What this task involves -
Copy every line of the listing that holds the string "JSON".

■ ■ ■

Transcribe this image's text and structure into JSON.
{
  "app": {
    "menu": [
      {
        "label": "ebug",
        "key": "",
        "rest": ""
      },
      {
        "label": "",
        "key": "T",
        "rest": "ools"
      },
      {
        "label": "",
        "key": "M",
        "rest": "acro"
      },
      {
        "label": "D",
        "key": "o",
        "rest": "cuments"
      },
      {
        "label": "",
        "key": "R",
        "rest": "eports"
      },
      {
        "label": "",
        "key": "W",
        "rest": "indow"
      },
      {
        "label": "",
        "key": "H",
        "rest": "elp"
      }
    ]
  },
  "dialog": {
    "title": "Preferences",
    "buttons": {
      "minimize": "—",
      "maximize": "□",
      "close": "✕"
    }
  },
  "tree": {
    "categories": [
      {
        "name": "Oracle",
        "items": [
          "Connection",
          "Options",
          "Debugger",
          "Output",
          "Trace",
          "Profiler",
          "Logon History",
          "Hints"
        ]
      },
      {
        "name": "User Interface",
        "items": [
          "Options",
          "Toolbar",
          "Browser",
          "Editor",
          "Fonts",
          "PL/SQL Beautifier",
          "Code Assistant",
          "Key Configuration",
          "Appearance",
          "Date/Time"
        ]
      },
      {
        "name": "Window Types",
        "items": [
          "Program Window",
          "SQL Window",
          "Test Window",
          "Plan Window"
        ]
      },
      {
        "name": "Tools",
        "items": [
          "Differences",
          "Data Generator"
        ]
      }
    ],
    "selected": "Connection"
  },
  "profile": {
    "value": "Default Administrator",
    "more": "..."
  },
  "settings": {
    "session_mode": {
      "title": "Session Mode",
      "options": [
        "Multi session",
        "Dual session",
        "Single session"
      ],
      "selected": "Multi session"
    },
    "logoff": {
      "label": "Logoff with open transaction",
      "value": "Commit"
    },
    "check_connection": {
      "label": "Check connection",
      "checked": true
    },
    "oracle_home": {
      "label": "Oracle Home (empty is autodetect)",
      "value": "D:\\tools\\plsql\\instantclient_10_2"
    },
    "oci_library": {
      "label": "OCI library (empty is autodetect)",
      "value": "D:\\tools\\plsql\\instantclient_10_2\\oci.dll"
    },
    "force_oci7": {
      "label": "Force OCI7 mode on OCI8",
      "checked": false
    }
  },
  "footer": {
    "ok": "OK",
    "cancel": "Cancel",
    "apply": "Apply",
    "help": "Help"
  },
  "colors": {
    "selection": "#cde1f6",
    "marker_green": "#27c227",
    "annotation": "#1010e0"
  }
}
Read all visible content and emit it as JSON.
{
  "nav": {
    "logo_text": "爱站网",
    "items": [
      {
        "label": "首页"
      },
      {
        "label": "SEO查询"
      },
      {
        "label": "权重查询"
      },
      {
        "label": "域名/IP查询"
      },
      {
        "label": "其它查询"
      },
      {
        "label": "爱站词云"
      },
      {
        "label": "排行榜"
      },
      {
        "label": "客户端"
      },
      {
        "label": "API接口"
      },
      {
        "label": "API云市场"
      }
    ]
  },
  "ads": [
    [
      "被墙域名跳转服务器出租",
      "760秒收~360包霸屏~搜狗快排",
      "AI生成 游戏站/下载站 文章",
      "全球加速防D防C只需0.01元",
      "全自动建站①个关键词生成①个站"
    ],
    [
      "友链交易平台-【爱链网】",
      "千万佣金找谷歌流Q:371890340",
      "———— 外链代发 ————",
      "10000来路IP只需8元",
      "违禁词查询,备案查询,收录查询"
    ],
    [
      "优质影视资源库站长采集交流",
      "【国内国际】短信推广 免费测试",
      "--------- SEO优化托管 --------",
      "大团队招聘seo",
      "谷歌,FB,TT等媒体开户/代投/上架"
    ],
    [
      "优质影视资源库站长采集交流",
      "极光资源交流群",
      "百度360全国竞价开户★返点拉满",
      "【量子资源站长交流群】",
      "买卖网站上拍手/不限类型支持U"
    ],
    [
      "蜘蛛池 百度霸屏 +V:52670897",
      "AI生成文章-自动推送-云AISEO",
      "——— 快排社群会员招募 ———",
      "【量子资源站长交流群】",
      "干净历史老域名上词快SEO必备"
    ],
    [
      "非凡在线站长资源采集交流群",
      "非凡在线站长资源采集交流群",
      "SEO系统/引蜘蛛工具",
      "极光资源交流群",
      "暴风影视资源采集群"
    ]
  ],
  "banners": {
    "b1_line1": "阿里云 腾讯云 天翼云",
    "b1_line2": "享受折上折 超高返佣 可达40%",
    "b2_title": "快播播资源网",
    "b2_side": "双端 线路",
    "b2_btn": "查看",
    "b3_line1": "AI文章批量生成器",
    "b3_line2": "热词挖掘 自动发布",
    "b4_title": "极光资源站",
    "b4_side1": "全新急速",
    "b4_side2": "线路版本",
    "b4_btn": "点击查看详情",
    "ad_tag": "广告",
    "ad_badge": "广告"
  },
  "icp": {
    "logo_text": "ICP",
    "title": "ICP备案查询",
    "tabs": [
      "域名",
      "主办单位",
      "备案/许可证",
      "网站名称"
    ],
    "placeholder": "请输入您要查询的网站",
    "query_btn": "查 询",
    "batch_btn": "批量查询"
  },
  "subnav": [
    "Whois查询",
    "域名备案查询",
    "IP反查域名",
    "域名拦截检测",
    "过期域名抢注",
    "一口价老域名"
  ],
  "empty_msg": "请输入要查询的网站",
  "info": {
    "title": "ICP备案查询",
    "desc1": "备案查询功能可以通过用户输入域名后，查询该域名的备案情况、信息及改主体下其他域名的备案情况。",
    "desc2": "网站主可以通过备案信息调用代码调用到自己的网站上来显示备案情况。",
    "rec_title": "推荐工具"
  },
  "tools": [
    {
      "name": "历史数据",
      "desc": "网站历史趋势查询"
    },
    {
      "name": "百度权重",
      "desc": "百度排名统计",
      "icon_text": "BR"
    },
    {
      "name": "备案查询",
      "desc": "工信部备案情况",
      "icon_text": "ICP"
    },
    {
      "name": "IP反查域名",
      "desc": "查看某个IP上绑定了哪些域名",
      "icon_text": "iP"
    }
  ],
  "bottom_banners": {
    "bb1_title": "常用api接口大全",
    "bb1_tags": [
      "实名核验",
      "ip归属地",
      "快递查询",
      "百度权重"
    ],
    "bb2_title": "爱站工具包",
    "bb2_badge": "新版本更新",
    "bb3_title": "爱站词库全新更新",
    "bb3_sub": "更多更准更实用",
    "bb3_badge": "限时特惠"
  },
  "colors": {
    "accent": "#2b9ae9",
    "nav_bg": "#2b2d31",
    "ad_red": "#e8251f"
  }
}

■ ■ ■

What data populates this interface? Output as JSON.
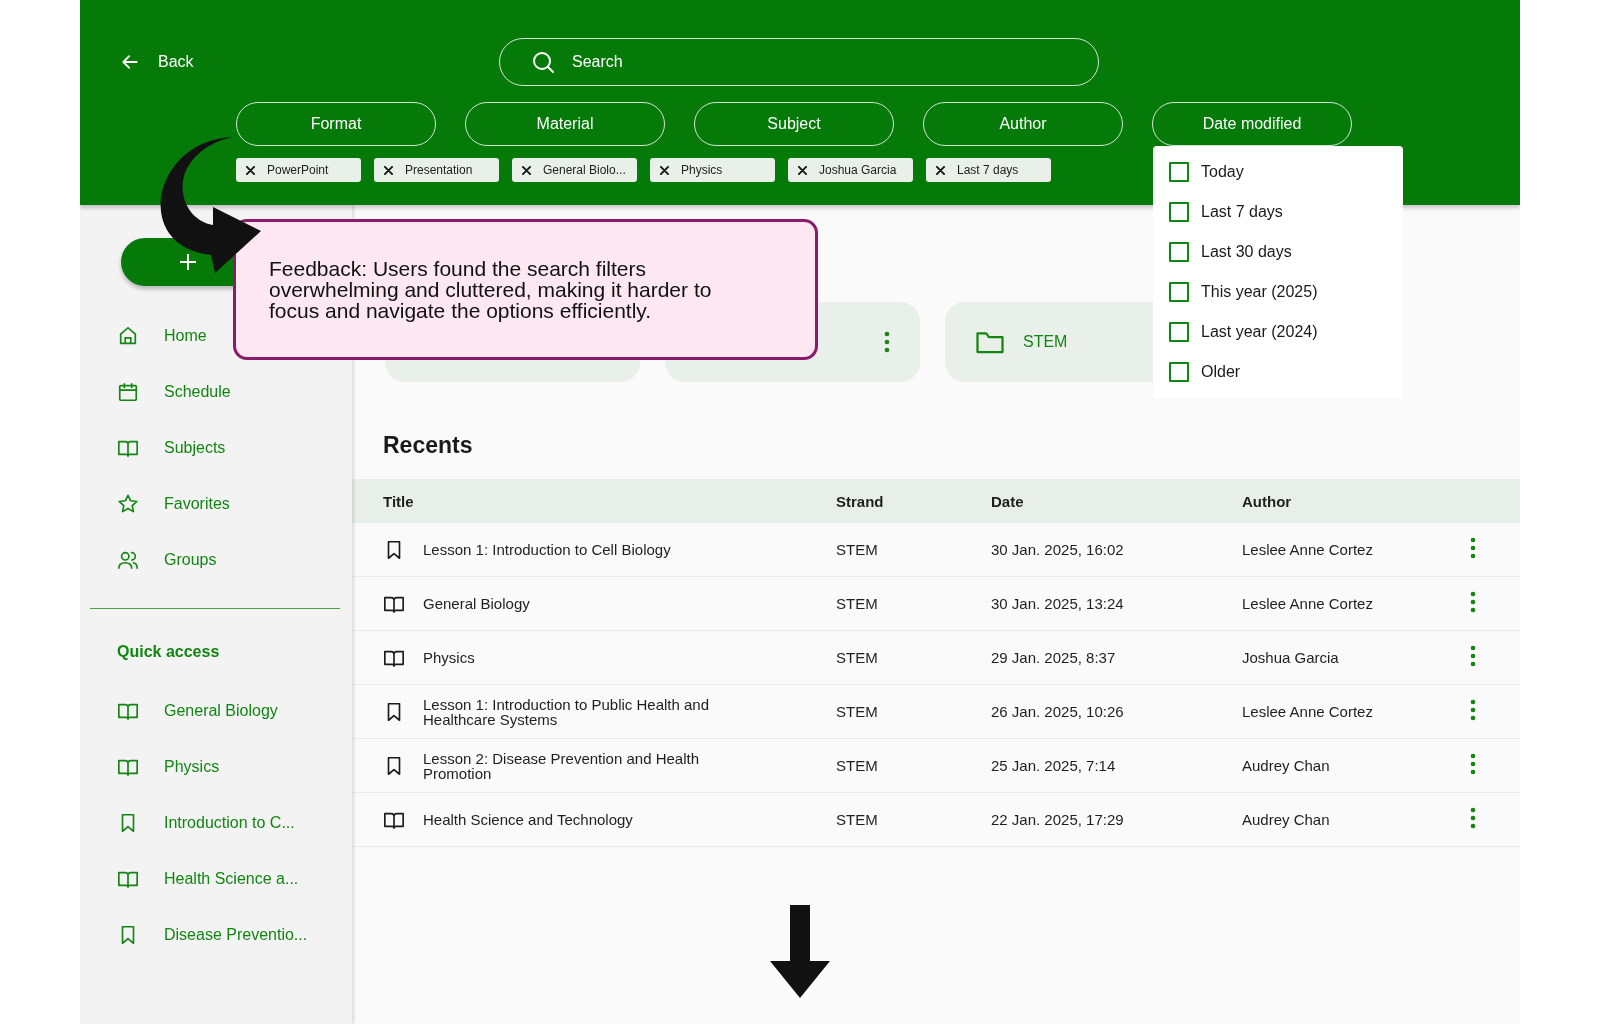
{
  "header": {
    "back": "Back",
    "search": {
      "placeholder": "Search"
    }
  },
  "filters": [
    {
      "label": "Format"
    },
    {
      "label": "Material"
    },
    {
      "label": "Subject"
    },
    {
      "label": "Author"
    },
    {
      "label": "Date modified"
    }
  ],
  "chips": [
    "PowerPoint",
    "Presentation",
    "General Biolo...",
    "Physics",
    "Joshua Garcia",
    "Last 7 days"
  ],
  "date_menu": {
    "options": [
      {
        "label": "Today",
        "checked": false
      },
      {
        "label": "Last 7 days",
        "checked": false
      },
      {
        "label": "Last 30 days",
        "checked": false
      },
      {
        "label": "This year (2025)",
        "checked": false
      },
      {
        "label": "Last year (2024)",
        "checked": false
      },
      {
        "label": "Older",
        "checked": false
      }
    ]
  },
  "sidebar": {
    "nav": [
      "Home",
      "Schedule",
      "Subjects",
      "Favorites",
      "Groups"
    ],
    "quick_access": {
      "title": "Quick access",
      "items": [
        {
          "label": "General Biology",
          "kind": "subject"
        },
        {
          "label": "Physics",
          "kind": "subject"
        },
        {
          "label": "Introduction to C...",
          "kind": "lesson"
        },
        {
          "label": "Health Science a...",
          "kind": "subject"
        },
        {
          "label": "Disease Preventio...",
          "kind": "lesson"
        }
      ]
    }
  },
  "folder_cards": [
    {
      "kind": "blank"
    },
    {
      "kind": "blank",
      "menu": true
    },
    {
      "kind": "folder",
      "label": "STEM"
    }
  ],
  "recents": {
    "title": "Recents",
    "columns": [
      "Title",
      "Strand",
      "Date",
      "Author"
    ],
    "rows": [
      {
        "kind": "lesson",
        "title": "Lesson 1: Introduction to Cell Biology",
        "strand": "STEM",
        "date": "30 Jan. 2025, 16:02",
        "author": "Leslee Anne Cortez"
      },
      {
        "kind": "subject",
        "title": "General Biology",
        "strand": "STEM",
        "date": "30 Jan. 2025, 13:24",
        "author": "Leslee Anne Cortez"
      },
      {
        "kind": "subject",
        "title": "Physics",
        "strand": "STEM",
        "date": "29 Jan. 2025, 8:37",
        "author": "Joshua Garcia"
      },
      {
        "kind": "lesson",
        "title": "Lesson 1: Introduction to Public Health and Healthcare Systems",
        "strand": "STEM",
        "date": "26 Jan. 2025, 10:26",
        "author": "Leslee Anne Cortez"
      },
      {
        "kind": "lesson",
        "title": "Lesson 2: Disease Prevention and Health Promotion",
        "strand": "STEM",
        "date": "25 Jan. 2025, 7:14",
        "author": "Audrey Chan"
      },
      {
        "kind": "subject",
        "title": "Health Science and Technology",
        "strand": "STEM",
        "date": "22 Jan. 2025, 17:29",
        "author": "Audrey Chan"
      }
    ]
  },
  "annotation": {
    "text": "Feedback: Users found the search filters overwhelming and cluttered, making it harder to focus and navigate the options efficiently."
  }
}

■ ■ ■

Written answer -
Transcribe this image's text and structure into JSON.
Read all visible content and emit it as JSON.
What data populates this interface? Output as JSON.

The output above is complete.